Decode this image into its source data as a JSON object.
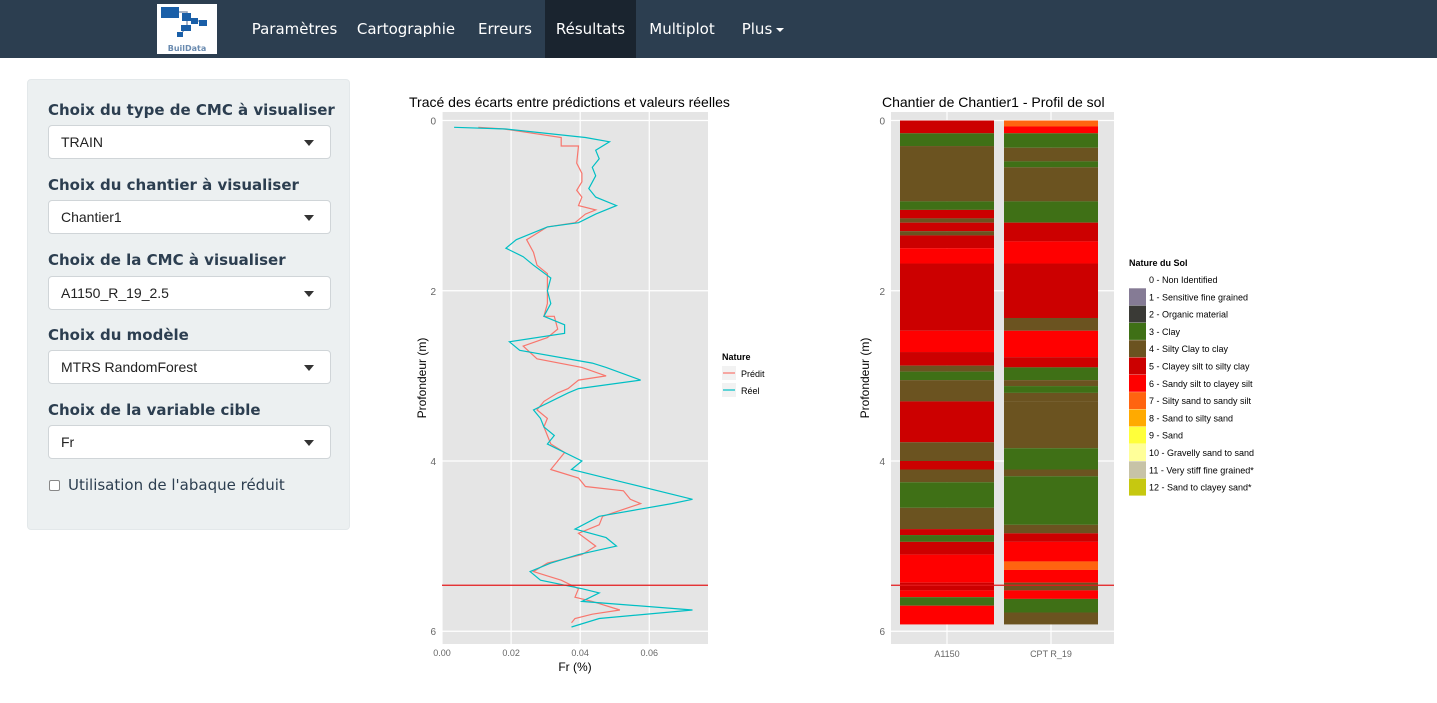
{
  "navbar": {
    "logo_text": "BuilData",
    "items": [
      {
        "label": "Paramètres"
      },
      {
        "label": "Cartographie"
      },
      {
        "label": "Erreurs"
      },
      {
        "label": "Résultats"
      },
      {
        "label": "Multiplot"
      },
      {
        "label": "Plus"
      }
    ],
    "active": "Résultats",
    "color": "#2c3e50"
  },
  "sidebar": {
    "fields": [
      {
        "label": "Choix du type de CMC à visualiser",
        "value": "TRAIN"
      },
      {
        "label": "Choix du chantier à visualiser",
        "value": "Chantier1"
      },
      {
        "label": "Choix de la CMC à visualiser",
        "value": "A1150_R_19_2.5"
      },
      {
        "label": "Choix du modèle",
        "value": "MTRS RandomForest"
      },
      {
        "label": "Choix de la variable cible",
        "value": "Fr"
      }
    ],
    "checkbox": {
      "label": "Utilisation de l'abaque réduit",
      "checked": false
    }
  },
  "chart_data": [
    {
      "type": "line",
      "title": "Tracé des écarts entre prédictions et valeurs réelles",
      "xlabel": "Fr (%)",
      "ylabel": "Profondeur (m)",
      "xlim": [
        0,
        0.077
      ],
      "ylim": [
        6.15,
        -0.1
      ],
      "y_reversed": true,
      "xticks": [
        "0.00",
        "0.02",
        "0.04",
        "0.06"
      ],
      "xtick_values": [
        0,
        0.02,
        0.04,
        0.06
      ],
      "yticks": [
        "0",
        "2",
        "4",
        "6"
      ],
      "ytick_values": [
        0,
        2,
        4,
        6
      ],
      "legend_title": "Nature",
      "legend_position": "right",
      "hline": {
        "y": 5.46,
        "color": "#e41a1c"
      },
      "series": [
        {
          "name": "Prédit",
          "color": "#f8766d",
          "points": [
            [
              0.0105,
              0.08
            ],
            [
              0.018,
              0.1
            ],
            [
              0.0345,
              0.2
            ],
            [
              0.0345,
              0.3
            ],
            [
              0.0395,
              0.3
            ],
            [
              0.039,
              0.5
            ],
            [
              0.0405,
              0.62
            ],
            [
              0.0405,
              0.72
            ],
            [
              0.039,
              0.82
            ],
            [
              0.0405,
              0.9
            ],
            [
              0.0395,
              1.0
            ],
            [
              0.0445,
              1.05
            ],
            [
              0.0415,
              1.1
            ],
            [
              0.0385,
              1.2
            ],
            [
              0.0305,
              1.25
            ],
            [
              0.0245,
              1.4
            ],
            [
              0.0265,
              1.55
            ],
            [
              0.0275,
              1.7
            ],
            [
              0.0305,
              1.8
            ],
            [
              0.0305,
              2.0
            ],
            [
              0.0305,
              2.15
            ],
            [
              0.0295,
              2.3
            ],
            [
              0.0325,
              2.3
            ],
            [
              0.0335,
              2.45
            ],
            [
              0.0305,
              2.55
            ],
            [
              0.0235,
              2.65
            ],
            [
              0.0275,
              2.8
            ],
            [
              0.0405,
              2.9
            ],
            [
              0.0475,
              3.0
            ],
            [
              0.0395,
              3.05
            ],
            [
              0.0365,
              3.15
            ],
            [
              0.0335,
              3.2
            ],
            [
              0.0295,
              3.3
            ],
            [
              0.0275,
              3.4
            ],
            [
              0.0305,
              3.5
            ],
            [
              0.0295,
              3.6
            ],
            [
              0.0315,
              3.8
            ],
            [
              0.0355,
              3.9
            ],
            [
              0.0315,
              4.1
            ],
            [
              0.0395,
              4.2
            ],
            [
              0.0415,
              4.3
            ],
            [
              0.0525,
              4.35
            ],
            [
              0.0545,
              4.45
            ],
            [
              0.0575,
              4.5
            ],
            [
              0.0465,
              4.65
            ],
            [
              0.0455,
              4.75
            ],
            [
              0.0395,
              4.85
            ],
            [
              0.0445,
              5.0
            ],
            [
              0.0405,
              5.1
            ],
            [
              0.0305,
              5.2
            ],
            [
              0.0265,
              5.3
            ],
            [
              0.0305,
              5.35
            ],
            [
              0.0345,
              5.4
            ],
            [
              0.0395,
              5.5
            ],
            [
              0.0385,
              5.6
            ],
            [
              0.0435,
              5.65
            ],
            [
              0.0515,
              5.75
            ],
            [
              0.0435,
              5.8
            ],
            [
              0.0385,
              5.85
            ],
            [
              0.0375,
              5.9
            ]
          ]
        },
        {
          "name": "Réel",
          "color": "#00bfc4",
          "points": [
            [
              0.0035,
              0.08
            ],
            [
              0.0185,
              0.1
            ],
            [
              0.0415,
              0.2
            ],
            [
              0.0485,
              0.25
            ],
            [
              0.0445,
              0.35
            ],
            [
              0.0455,
              0.45
            ],
            [
              0.0435,
              0.55
            ],
            [
              0.0445,
              0.65
            ],
            [
              0.0425,
              0.8
            ],
            [
              0.0445,
              0.9
            ],
            [
              0.0505,
              1.0
            ],
            [
              0.0445,
              1.1
            ],
            [
              0.0395,
              1.2
            ],
            [
              0.0305,
              1.25
            ],
            [
              0.0215,
              1.4
            ],
            [
              0.0185,
              1.5
            ],
            [
              0.0235,
              1.6
            ],
            [
              0.0265,
              1.7
            ],
            [
              0.0315,
              1.85
            ],
            [
              0.0305,
              2.0
            ],
            [
              0.0315,
              2.15
            ],
            [
              0.0295,
              2.3
            ],
            [
              0.0355,
              2.4
            ],
            [
              0.0355,
              2.5
            ],
            [
              0.0195,
              2.6
            ],
            [
              0.0225,
              2.7
            ],
            [
              0.0435,
              2.85
            ],
            [
              0.0475,
              2.9
            ],
            [
              0.0575,
              3.05
            ],
            [
              0.0395,
              3.15
            ],
            [
              0.0365,
              3.2
            ],
            [
              0.0315,
              3.3
            ],
            [
              0.0265,
              3.4
            ],
            [
              0.0285,
              3.5
            ],
            [
              0.0295,
              3.6
            ],
            [
              0.0325,
              3.7
            ],
            [
              0.0305,
              3.8
            ],
            [
              0.0405,
              4.0
            ],
            [
              0.0375,
              4.1
            ],
            [
              0.0525,
              4.25
            ],
            [
              0.0725,
              4.45
            ],
            [
              0.0665,
              4.5
            ],
            [
              0.0455,
              4.65
            ],
            [
              0.0385,
              4.8
            ],
            [
              0.0475,
              4.9
            ],
            [
              0.0505,
              5.0
            ],
            [
              0.0395,
              5.1
            ],
            [
              0.0315,
              5.2
            ],
            [
              0.0255,
              5.3
            ],
            [
              0.0285,
              5.4
            ],
            [
              0.0405,
              5.5
            ],
            [
              0.0455,
              5.55
            ],
            [
              0.0405,
              5.65
            ],
            [
              0.0725,
              5.75
            ],
            [
              0.0455,
              5.85
            ],
            [
              0.0375,
              5.95
            ]
          ]
        }
      ]
    },
    {
      "type": "bar",
      "title": "Chantier de  Chantier1  - Profil de sol",
      "xlabel": "",
      "ylabel": "Profondeur (m)",
      "ylim": [
        6.15,
        -0.1
      ],
      "y_reversed": true,
      "yticks": [
        "0",
        "2",
        "4",
        "6"
      ],
      "ytick_values": [
        0,
        2,
        4,
        6
      ],
      "categories": [
        "A1150",
        "CPT R_19"
      ],
      "hline": {
        "y": 5.46,
        "color": "#e41a1c"
      },
      "legend_title": "Nature du Sol",
      "legend_position": "right",
      "legend": [
        {
          "label": "0 - Non Identified",
          "color": "#ffffff"
        },
        {
          "label": "1 - Sensitive fine grained",
          "color": "#857b95"
        },
        {
          "label": "2 -  Organic material",
          "color": "#3a3a36"
        },
        {
          "label": "3 - Clay",
          "color": "#3f7016"
        },
        {
          "label": "4 - Silty Clay to clay",
          "color": "#6b5320"
        },
        {
          "label": "5 - Clayey silt to silty clay",
          "color": "#cc0000"
        },
        {
          "label": "6 - Sandy silt to clayey silt",
          "color": "#ff0000"
        },
        {
          "label": "7 - Silty sand to sandy silt",
          "color": "#ff6410"
        },
        {
          "label": "8 - Sand to silty sand",
          "color": "#ffaa00"
        },
        {
          "label": "9 - Sand",
          "color": "#ffff3a"
        },
        {
          "label": "10 - Gravelly sand to sand",
          "color": "#ffff99"
        },
        {
          "label": "11 - Very stiff fine grained*",
          "color": "#c7c3a7"
        },
        {
          "label": "12 - Sand to clayey sand*",
          "color": "#c6c810"
        }
      ],
      "columns": [
        {
          "name": "A1150",
          "layers": [
            [
              0,
              0.15,
              "#cc0000"
            ],
            [
              0.15,
              0.3,
              "#3f7016"
            ],
            [
              0.3,
              0.95,
              "#6b5320"
            ],
            [
              0.95,
              1.05,
              "#3f7016"
            ],
            [
              0.05,
              0,
              "#000"
            ],
            [
              1.05,
              1.15,
              "#cc0000"
            ],
            [
              1.15,
              1.2,
              "#6b5320"
            ],
            [
              1.2,
              1.3,
              "#cc0000"
            ],
            [
              1.3,
              1.35,
              "#6b5320"
            ],
            [
              1.35,
              1.5,
              "#cc0000"
            ],
            [
              1.5,
              1.68,
              "#ff0000"
            ],
            [
              1.68,
              2.47,
              "#cc0000"
            ],
            [
              2.47,
              2.72,
              "#ff0000"
            ],
            [
              2.72,
              2.88,
              "#cc0000"
            ],
            [
              2.88,
              2.95,
              "#6b5320"
            ],
            [
              2.95,
              3.05,
              "#3f7016"
            ],
            [
              3.05,
              3.3,
              "#6b5320"
            ],
            [
              3.3,
              3.78,
              "#cc0000"
            ],
            [
              3.78,
              4.0,
              "#6b5320"
            ],
            [
              4.0,
              4.1,
              "#cc0000"
            ],
            [
              4.1,
              4.25,
              "#6b5320"
            ],
            [
              4.25,
              4.55,
              "#3f7016"
            ],
            [
              4.55,
              4.8,
              "#6b5320"
            ],
            [
              4.8,
              4.87,
              "#cc0000"
            ],
            [
              4.87,
              4.95,
              "#3f7016"
            ],
            [
              4.95,
              5.1,
              "#cc0000"
            ],
            [
              5.1,
              5.43,
              "#ff0000"
            ],
            [
              5.43,
              5.52,
              "#cc0000"
            ],
            [
              5.52,
              5.6,
              "#ff0000"
            ],
            [
              5.6,
              5.7,
              "#3f7016"
            ],
            [
              5.7,
              5.92,
              "#ff0000"
            ]
          ]
        },
        {
          "name": "CPT R_19",
          "layers": [
            [
              0,
              0.07,
              "#ff6410"
            ],
            [
              0.07,
              0.15,
              "#ff0000"
            ],
            [
              0.15,
              0.32,
              "#3f7016"
            ],
            [
              0.32,
              0.48,
              "#6b5320"
            ],
            [
              0.48,
              0.55,
              "#3f7016"
            ],
            [
              0.55,
              0.95,
              "#6b5320"
            ],
            [
              0.95,
              1.2,
              "#3f7016"
            ],
            [
              1.2,
              1.42,
              "#cc0000"
            ],
            [
              1.42,
              1.68,
              "#ff0000"
            ],
            [
              1.68,
              2.32,
              "#cc0000"
            ],
            [
              2.32,
              2.47,
              "#6b5320"
            ],
            [
              2.47,
              2.78,
              "#ff0000"
            ],
            [
              2.78,
              2.9,
              "#cc0000"
            ],
            [
              2.9,
              3.05,
              "#3f7016"
            ],
            [
              3.05,
              3.12,
              "#6b5320"
            ],
            [
              3.12,
              3.2,
              "#3f7016"
            ],
            [
              3.2,
              3.3,
              "#6b5320"
            ],
            [
              3.3,
              3.85,
              "#6b5320"
            ],
            [
              3.85,
              4.1,
              "#3f7016"
            ],
            [
              4.1,
              4.18,
              "#6b5320"
            ],
            [
              4.18,
              4.75,
              "#3f7016"
            ],
            [
              4.75,
              4.85,
              "#6b5320"
            ],
            [
              4.85,
              4.95,
              "#cc0000"
            ],
            [
              4.95,
              5.18,
              "#ff0000"
            ],
            [
              5.18,
              5.28,
              "#ff6410"
            ],
            [
              5.28,
              5.43,
              "#ff0000"
            ],
            [
              5.43,
              5.52,
              "#6b5320"
            ],
            [
              5.52,
              5.62,
              "#ff0000"
            ],
            [
              5.62,
              5.78,
              "#3f7016"
            ],
            [
              5.78,
              5.92,
              "#6b5320"
            ]
          ]
        }
      ]
    }
  ]
}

The request:
Copy every single line of the material above that holds "visualiser".

Exercise output:
        "label": "Choix du type de CMC à visualiser",
        "label": "Choix du chantier à visualiser",
        "label": "Choix de la CMC à visualiser",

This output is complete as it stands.